| RAW RECORDS |
◆ ◆ ◆ ◆ ◆ ◆ ◆
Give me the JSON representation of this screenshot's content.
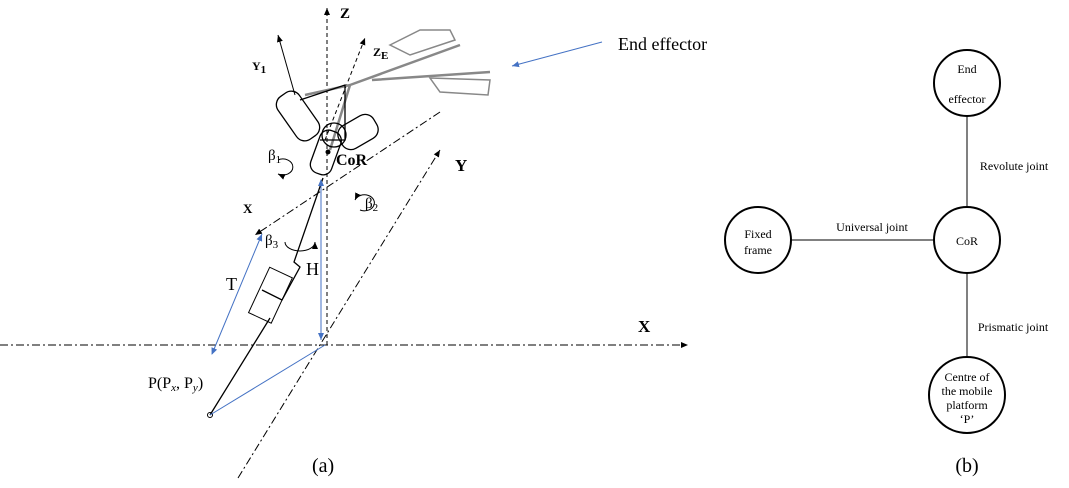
{
  "diagram_a": {
    "z_axis": "Z",
    "ze_axis": {
      "main": "Z",
      "sub": "E"
    },
    "y1_axis": {
      "main": "Y",
      "sub": "1"
    },
    "end_effector": "End effector",
    "beta1": {
      "main": "β",
      "sub": "1"
    },
    "cor": "CoR",
    "x_small": "X",
    "beta2": {
      "main": "β",
      "sub": "2"
    },
    "y_axis": "Y",
    "beta3": {
      "main": "β",
      "sub": "3"
    },
    "t_label": "T",
    "h_label": "H",
    "x_axis": "X",
    "p_label": "P(P",
    "p_x": "x",
    "p_sep": ", P",
    "p_y": "y",
    "p_end": ")",
    "caption": "(a)"
  },
  "diagram_b": {
    "nodes": [
      {
        "lines": [
          "End",
          "effector"
        ]
      },
      {
        "lines": [
          "Fixed",
          "frame"
        ]
      },
      {
        "lines": [
          "CoR"
        ]
      },
      {
        "lines": [
          "Centre of",
          "the mobile",
          "platform",
          "‘P’"
        ]
      }
    ],
    "edges": [
      "Revolute joint",
      "Universal joint",
      "Prismatic joint"
    ],
    "caption": "(b)"
  }
}
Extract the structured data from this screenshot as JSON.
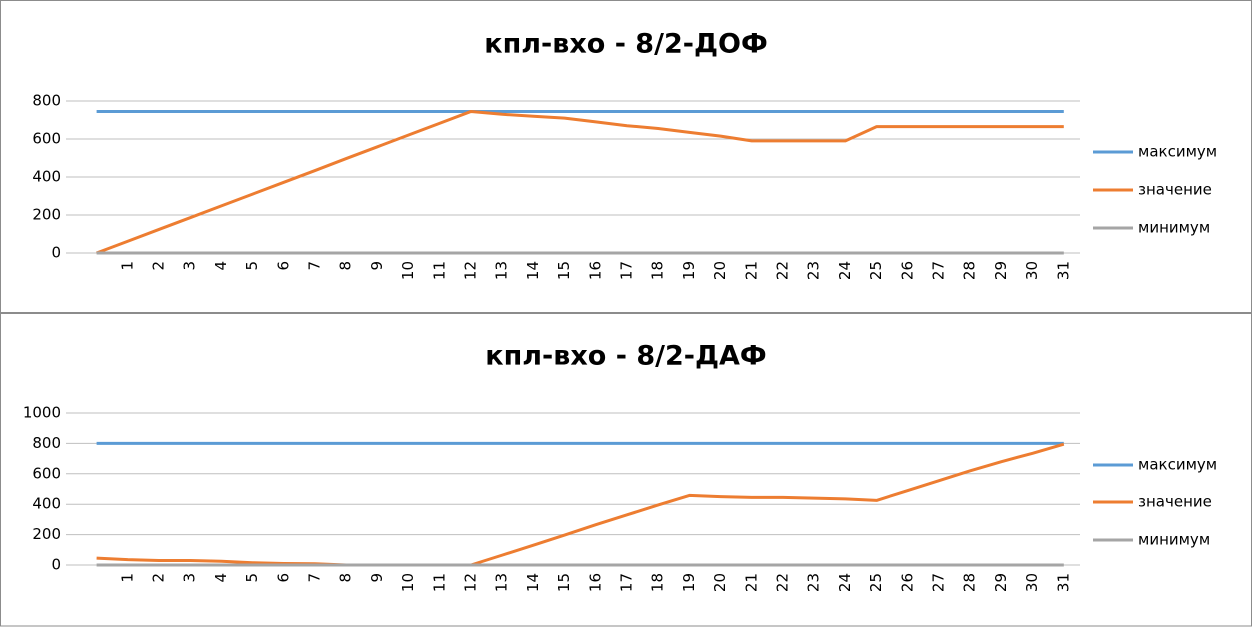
{
  "chart_data": [
    {
      "type": "line",
      "title": "кпл-вхо - 8/2-ДОФ",
      "categories": [
        null,
        "1",
        "2",
        "3",
        "4",
        "5",
        "6",
        "7",
        "8",
        "9",
        "10",
        "11",
        "12",
        "13",
        "14",
        "15",
        "16",
        "17",
        "18",
        "19",
        "20",
        "21",
        "22",
        "23",
        "24",
        "25",
        "26",
        "27",
        "28",
        "29",
        "30",
        "31"
      ],
      "series": [
        {
          "name": "максимум",
          "color": "#5b9bd5",
          "values": [
            745,
            745,
            745,
            745,
            745,
            745,
            745,
            745,
            745,
            745,
            745,
            745,
            745,
            745,
            745,
            745,
            745,
            745,
            745,
            745,
            745,
            745,
            745,
            745,
            745,
            745,
            745,
            745,
            745,
            745,
            745,
            745
          ]
        },
        {
          "name": "значение",
          "color": "#ed7d31",
          "values": [
            0,
            62,
            124,
            186,
            248,
            310,
            372,
            434,
            497,
            559,
            621,
            683,
            745,
            730,
            720,
            710,
            690,
            670,
            655,
            635,
            615,
            590,
            590,
            590,
            590,
            665,
            665,
            665,
            665,
            665,
            665,
            665
          ]
        },
        {
          "name": "минимум",
          "color": "#a5a5a5",
          "values": [
            0,
            0,
            0,
            0,
            0,
            0,
            0,
            0,
            0,
            0,
            0,
            0,
            0,
            0,
            0,
            0,
            0,
            0,
            0,
            0,
            0,
            0,
            0,
            0,
            0,
            0,
            0,
            0,
            0,
            0,
            0,
            0
          ]
        }
      ],
      "ylim": [
        0,
        800
      ],
      "yticks": [
        0,
        200,
        400,
        600,
        800
      ],
      "grid": true,
      "legend": "right"
    },
    {
      "type": "line",
      "title": "кпл-вхо - 8/2-ДАФ",
      "categories": [
        null,
        "1",
        "2",
        "3",
        "4",
        "5",
        "6",
        "7",
        "8",
        "9",
        "10",
        "11",
        "12",
        "13",
        "14",
        "15",
        "16",
        "17",
        "18",
        "19",
        "20",
        "21",
        "22",
        "23",
        "24",
        "25",
        "26",
        "27",
        "28",
        "29",
        "30",
        "31"
      ],
      "series": [
        {
          "name": "максимум",
          "color": "#5b9bd5",
          "values": [
            800,
            800,
            800,
            800,
            800,
            800,
            800,
            800,
            800,
            800,
            800,
            800,
            800,
            800,
            800,
            800,
            800,
            800,
            800,
            800,
            800,
            800,
            800,
            800,
            800,
            800,
            800,
            800,
            800,
            800,
            800,
            800
          ]
        },
        {
          "name": "значение",
          "color": "#ed7d31",
          "values": [
            45,
            35,
            30,
            30,
            25,
            15,
            10,
            8,
            0,
            0,
            0,
            0,
            0,
            65,
            130,
            197,
            265,
            330,
            395,
            458,
            450,
            445,
            445,
            440,
            435,
            425,
            490,
            555,
            620,
            680,
            735,
            795
          ]
        },
        {
          "name": "минимум",
          "color": "#a5a5a5",
          "values": [
            0,
            0,
            0,
            0,
            0,
            0,
            0,
            0,
            0,
            0,
            0,
            0,
            0,
            0,
            0,
            0,
            0,
            0,
            0,
            0,
            0,
            0,
            0,
            0,
            0,
            0,
            0,
            0,
            0,
            0,
            0,
            0
          ]
        }
      ],
      "ylim": [
        0,
        1000
      ],
      "yticks": [
        0,
        200,
        400,
        600,
        800,
        1000
      ],
      "grid": true,
      "legend": "right"
    }
  ]
}
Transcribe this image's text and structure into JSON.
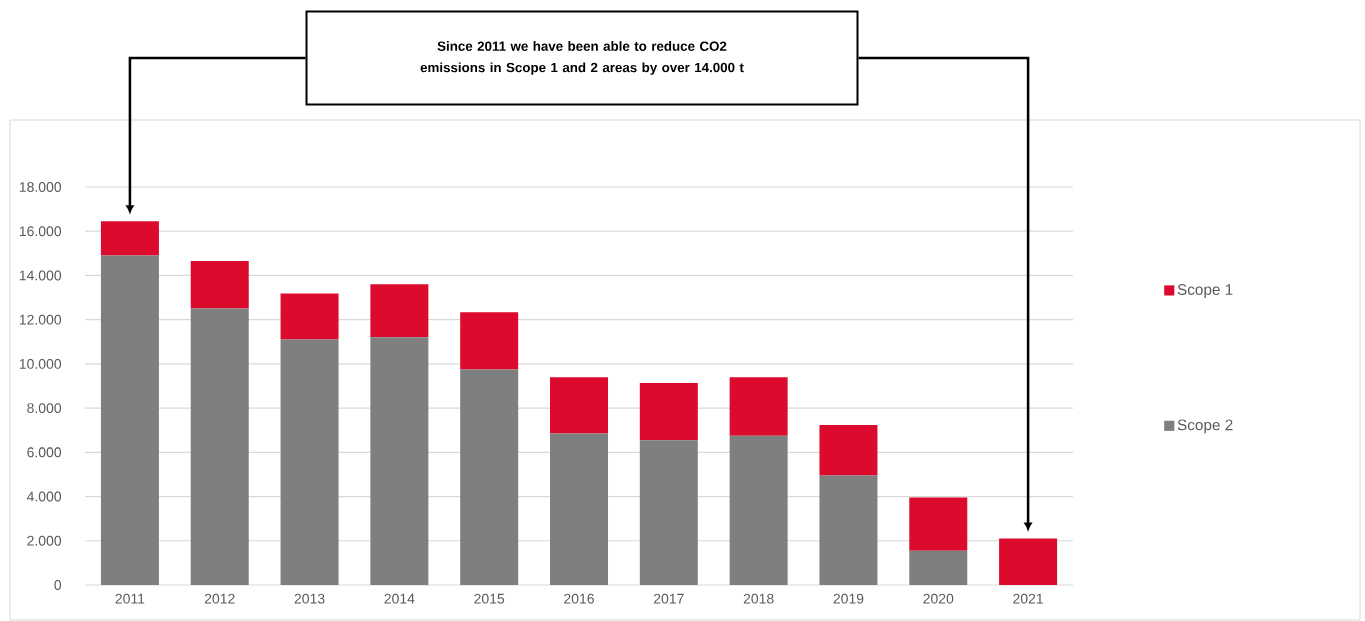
{
  "chart_data": {
    "type": "bar",
    "stacked": true,
    "categories": [
      "2011",
      "2012",
      "2013",
      "2014",
      "2015",
      "2016",
      "2017",
      "2018",
      "2019",
      "2020",
      "2021"
    ],
    "series": [
      {
        "name": "Scope 2",
        "color": "#7f7f7f",
        "values": [
          14900,
          12500,
          11100,
          11200,
          9750,
          6850,
          6550,
          6750,
          4950,
          1550,
          0
        ]
      },
      {
        "name": "Scope 1",
        "color": "#dc0a2d",
        "values": [
          1550,
          2150,
          2080,
          2400,
          2580,
          2550,
          2580,
          2650,
          2280,
          2410,
          2100
        ]
      }
    ],
    "ylim": [
      0,
      18000
    ],
    "yticks": [
      0,
      {
        "value": 2000,
        "label": "2.000"
      },
      {
        "value": 4000,
        "label": "4.000"
      },
      {
        "value": 6000,
        "label": "6.000"
      },
      {
        "value": 8000,
        "label": "8.000"
      },
      {
        "value": 10000,
        "label": "10.000"
      },
      {
        "value": 12000,
        "label": "12.000"
      },
      {
        "value": 14000,
        "label": "14.000"
      },
      {
        "value": 16000,
        "label": "16.000"
      },
      {
        "value": 18000,
        "label": "18.000"
      }
    ],
    "grid": "y",
    "legend": "right",
    "annotations": [
      "Since 2011 we have been able to reduce CO2 emissions in Scope 1 and 2 areas by over 14.000 t"
    ]
  }
}
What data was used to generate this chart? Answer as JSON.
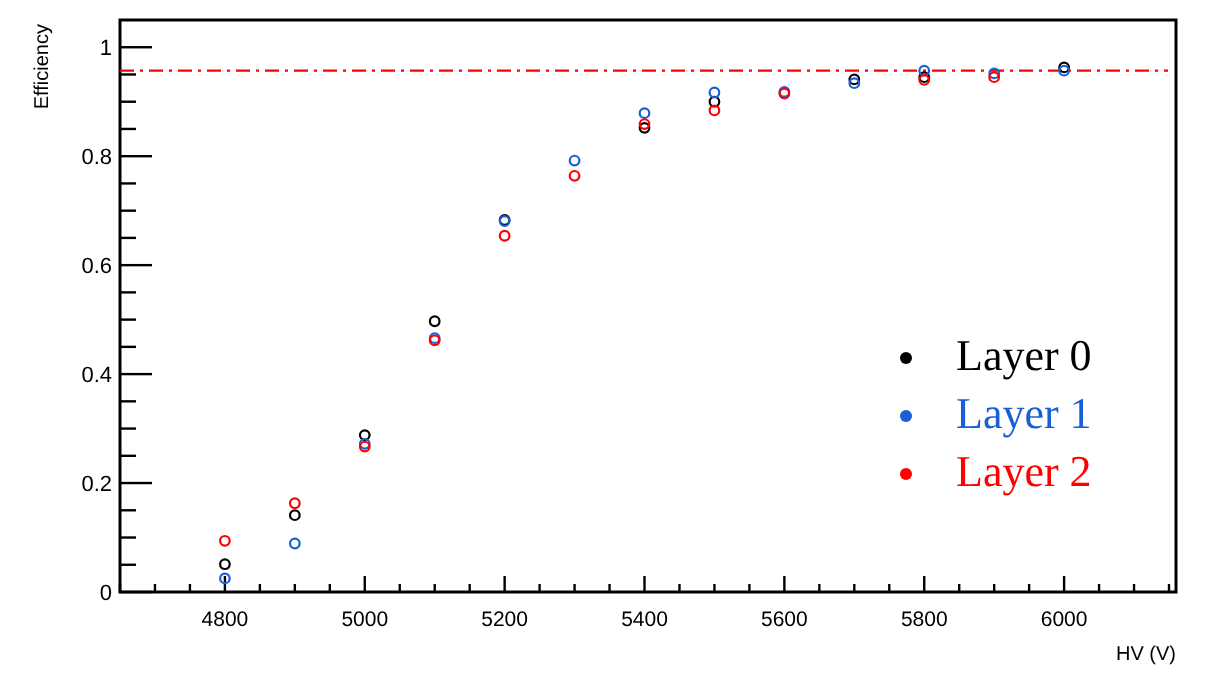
{
  "chart_data": {
    "type": "scatter",
    "xlabel": "HV (V)",
    "ylabel": "Efficiency",
    "x": [
      4800,
      4900,
      5000,
      5100,
      5200,
      5300,
      5400,
      5500,
      5600,
      5700,
      5800,
      5900,
      6000
    ],
    "series": [
      {
        "name": "Layer 0",
        "color": "#000000",
        "values": [
          0.051,
          0.141,
          0.288,
          0.497,
          0.683,
          null,
          0.852,
          0.9,
          null,
          0.941,
          0.945,
          null,
          0.963
        ]
      },
      {
        "name": "Layer 1",
        "color": "#1a5fd6",
        "values": [
          0.025,
          0.089,
          0.272,
          0.466,
          0.681,
          0.792,
          0.879,
          0.917,
          0.918,
          0.934,
          0.957,
          0.952,
          0.957
        ]
      },
      {
        "name": "Layer 2",
        "color": "#ff0000",
        "values": [
          0.094,
          0.163,
          0.267,
          0.462,
          0.654,
          0.764,
          0.859,
          0.884,
          0.915,
          null,
          0.94,
          0.945,
          null
        ]
      }
    ],
    "xlim": [
      4650,
      6160
    ],
    "ylim": [
      0,
      1.05
    ],
    "xticks": [
      {
        "value": 4650,
        "label": null
      },
      {
        "value": 4700,
        "label": null
      },
      {
        "value": 4750,
        "label": null
      },
      4800,
      {
        "value": 4850,
        "label": null
      },
      {
        "value": 4900,
        "label": null
      },
      {
        "value": 4950,
        "label": null
      },
      5000,
      {
        "value": 5050,
        "label": null
      },
      {
        "value": 5100,
        "label": null
      },
      {
        "value": 5150,
        "label": null
      },
      5200,
      {
        "value": 5250,
        "label": null
      },
      {
        "value": 5300,
        "label": null
      },
      {
        "value": 5350,
        "label": null
      },
      5400,
      {
        "value": 5450,
        "label": null
      },
      {
        "value": 5500,
        "label": null
      },
      {
        "value": 5550,
        "label": null
      },
      5600,
      {
        "value": 5650,
        "label": null
      },
      {
        "value": 5700,
        "label": null
      },
      {
        "value": 5750,
        "label": null
      },
      5800,
      {
        "value": 5850,
        "label": null
      },
      {
        "value": 5900,
        "label": null
      },
      {
        "value": 5950,
        "label": null
      },
      6000,
      {
        "value": 6050,
        "label": null
      },
      {
        "value": 6100,
        "label": null
      },
      {
        "value": 6150,
        "label": null
      }
    ],
    "yticks": [
      0,
      {
        "value": 0.05,
        "label": null
      },
      {
        "value": 0.1,
        "label": null
      },
      {
        "value": 0.15,
        "label": null
      },
      0.2,
      {
        "value": 0.25,
        "label": null
      },
      {
        "value": 0.3,
        "label": null
      },
      {
        "value": 0.35,
        "label": null
      },
      0.4,
      {
        "value": 0.45,
        "label": null
      },
      {
        "value": 0.5,
        "label": null
      },
      {
        "value": 0.55,
        "label": null
      },
      0.6,
      {
        "value": 0.65,
        "label": null
      },
      {
        "value": 0.7,
        "label": null
      },
      {
        "value": 0.75,
        "label": null
      },
      0.8,
      {
        "value": 0.85,
        "label": null
      },
      {
        "value": 0.9,
        "label": null
      },
      {
        "value": 0.95,
        "label": null
      },
      1
    ],
    "ref_lines": [
      {
        "axis": "y",
        "value": 0.957,
        "color": "#ff0000",
        "line_style": "dashed"
      }
    ],
    "marker": "circle",
    "legend": "right",
    "grid": false
  }
}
◆ ◆ ◆ ◆ ◆ ◆ ◆
| EXERCISE REQUIREMENTS |
Report every line in the data above in which the word "this" appears.

| ANSWER TO THE EXERCISE |
Give me the JSON representation of this screenshot's content.
Extract the structured data from this screenshot as JSON.
Transcribe this image's text and structure into JSON.
What data was used to generate this chart? Answer as JSON.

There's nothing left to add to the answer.